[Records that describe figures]
▬▬▬

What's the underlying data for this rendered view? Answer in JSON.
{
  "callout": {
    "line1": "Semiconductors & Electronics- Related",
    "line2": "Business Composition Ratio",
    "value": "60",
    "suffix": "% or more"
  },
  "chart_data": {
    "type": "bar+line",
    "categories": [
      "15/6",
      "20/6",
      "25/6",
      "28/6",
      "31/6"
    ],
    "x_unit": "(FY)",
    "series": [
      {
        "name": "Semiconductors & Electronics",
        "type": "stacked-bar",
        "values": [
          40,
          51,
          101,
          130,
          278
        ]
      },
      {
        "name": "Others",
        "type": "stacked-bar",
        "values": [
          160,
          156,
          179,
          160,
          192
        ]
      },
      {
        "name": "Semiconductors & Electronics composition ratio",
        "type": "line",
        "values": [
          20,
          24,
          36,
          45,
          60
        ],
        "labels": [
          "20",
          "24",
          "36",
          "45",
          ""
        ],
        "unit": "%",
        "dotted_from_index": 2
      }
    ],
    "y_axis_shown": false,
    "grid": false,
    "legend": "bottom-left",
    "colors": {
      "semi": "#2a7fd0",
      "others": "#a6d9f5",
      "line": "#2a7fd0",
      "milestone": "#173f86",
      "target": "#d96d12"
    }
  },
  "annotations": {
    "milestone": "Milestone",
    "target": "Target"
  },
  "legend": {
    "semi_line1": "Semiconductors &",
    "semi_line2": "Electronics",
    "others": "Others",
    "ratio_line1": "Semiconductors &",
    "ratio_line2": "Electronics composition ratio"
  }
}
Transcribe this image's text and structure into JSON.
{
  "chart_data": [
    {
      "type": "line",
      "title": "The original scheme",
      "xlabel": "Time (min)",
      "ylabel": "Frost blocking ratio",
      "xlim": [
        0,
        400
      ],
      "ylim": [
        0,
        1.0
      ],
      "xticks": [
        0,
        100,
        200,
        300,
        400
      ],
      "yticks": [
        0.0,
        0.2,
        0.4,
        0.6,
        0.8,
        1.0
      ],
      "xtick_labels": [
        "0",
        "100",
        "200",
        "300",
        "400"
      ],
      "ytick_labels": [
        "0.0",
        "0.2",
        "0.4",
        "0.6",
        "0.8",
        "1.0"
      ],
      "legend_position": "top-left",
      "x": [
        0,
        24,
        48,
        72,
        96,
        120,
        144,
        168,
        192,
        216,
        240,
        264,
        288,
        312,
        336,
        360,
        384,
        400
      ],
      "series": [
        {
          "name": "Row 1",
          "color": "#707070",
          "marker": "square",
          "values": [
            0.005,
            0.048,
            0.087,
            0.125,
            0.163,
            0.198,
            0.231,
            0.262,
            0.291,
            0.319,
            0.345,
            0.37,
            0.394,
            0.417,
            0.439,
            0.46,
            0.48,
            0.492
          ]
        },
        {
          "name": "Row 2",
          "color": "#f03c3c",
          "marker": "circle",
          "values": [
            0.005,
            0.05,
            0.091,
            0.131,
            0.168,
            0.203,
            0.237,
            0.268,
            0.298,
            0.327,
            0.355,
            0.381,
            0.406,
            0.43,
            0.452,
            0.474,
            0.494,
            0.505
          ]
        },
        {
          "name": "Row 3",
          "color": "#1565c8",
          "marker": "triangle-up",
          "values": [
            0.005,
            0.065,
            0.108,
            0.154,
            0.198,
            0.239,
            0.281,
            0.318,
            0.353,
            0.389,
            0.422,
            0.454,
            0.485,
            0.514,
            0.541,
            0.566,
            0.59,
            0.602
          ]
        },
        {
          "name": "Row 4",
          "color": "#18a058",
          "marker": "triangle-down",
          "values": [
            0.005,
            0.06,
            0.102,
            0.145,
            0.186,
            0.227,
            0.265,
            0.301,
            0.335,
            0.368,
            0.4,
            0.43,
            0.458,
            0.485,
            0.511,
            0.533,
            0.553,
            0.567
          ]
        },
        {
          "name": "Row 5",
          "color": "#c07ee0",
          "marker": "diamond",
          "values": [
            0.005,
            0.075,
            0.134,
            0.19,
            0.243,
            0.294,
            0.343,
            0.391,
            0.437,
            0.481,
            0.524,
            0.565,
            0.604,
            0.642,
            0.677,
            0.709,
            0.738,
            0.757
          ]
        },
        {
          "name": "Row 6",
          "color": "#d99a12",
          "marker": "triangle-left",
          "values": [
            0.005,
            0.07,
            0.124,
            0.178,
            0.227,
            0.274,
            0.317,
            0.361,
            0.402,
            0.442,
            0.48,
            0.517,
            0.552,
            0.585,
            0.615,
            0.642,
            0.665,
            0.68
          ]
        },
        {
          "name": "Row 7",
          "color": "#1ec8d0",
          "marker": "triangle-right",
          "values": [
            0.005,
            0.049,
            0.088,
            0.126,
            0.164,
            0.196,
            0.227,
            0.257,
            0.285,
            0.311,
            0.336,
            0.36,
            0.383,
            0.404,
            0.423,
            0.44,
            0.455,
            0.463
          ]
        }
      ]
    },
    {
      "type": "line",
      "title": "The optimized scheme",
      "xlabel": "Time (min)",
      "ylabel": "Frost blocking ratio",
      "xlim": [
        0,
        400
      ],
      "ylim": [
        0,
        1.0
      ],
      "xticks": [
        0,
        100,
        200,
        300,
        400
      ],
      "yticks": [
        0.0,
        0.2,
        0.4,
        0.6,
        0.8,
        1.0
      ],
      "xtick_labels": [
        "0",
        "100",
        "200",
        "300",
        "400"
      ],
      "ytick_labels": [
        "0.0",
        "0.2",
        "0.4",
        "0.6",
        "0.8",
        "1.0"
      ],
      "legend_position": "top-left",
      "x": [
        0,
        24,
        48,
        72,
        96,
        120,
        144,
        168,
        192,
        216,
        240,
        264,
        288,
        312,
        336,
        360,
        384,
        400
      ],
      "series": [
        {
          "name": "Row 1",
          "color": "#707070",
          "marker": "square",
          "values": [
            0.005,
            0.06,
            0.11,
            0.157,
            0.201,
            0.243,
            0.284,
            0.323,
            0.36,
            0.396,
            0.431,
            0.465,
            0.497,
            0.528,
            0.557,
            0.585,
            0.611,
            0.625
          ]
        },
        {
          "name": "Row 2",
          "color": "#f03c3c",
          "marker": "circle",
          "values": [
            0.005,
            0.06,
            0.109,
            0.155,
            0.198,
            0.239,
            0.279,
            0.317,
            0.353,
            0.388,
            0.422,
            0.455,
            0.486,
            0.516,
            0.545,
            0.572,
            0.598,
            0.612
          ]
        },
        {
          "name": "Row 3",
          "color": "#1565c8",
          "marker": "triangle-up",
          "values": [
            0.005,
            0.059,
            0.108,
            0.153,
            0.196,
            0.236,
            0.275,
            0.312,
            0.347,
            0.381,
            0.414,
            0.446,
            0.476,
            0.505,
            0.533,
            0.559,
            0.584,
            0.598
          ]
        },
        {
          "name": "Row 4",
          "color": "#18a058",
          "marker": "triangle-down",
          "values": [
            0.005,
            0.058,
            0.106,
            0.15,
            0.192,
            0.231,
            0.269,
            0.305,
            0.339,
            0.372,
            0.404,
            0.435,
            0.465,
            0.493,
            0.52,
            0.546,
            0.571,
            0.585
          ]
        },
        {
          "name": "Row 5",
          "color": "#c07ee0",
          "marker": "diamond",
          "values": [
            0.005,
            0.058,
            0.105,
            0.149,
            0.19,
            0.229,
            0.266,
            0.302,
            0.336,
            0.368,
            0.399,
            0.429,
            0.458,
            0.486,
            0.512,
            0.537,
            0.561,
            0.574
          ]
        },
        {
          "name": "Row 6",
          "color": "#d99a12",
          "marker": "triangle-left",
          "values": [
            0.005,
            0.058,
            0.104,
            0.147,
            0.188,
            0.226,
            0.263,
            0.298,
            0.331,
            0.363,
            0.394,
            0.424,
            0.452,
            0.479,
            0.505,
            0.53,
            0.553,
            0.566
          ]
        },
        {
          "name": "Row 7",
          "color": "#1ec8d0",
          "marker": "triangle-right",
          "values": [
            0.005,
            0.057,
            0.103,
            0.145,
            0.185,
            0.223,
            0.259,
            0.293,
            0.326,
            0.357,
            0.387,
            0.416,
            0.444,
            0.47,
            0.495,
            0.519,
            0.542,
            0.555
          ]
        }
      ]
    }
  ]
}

▬▬▬

* **Task goal**: Using the entries above, return each line that includes the word "Semiconductors".

* **Solution to this problem**:
    "line1": "Semiconductors & Electronics- Related",
        "name": "Semiconductors & Electronics",
        "name": "Semiconductors & Electronics composition ratio",
    "semi_line1": "Semiconductors &",
    "ratio_line1": "Semiconductors &",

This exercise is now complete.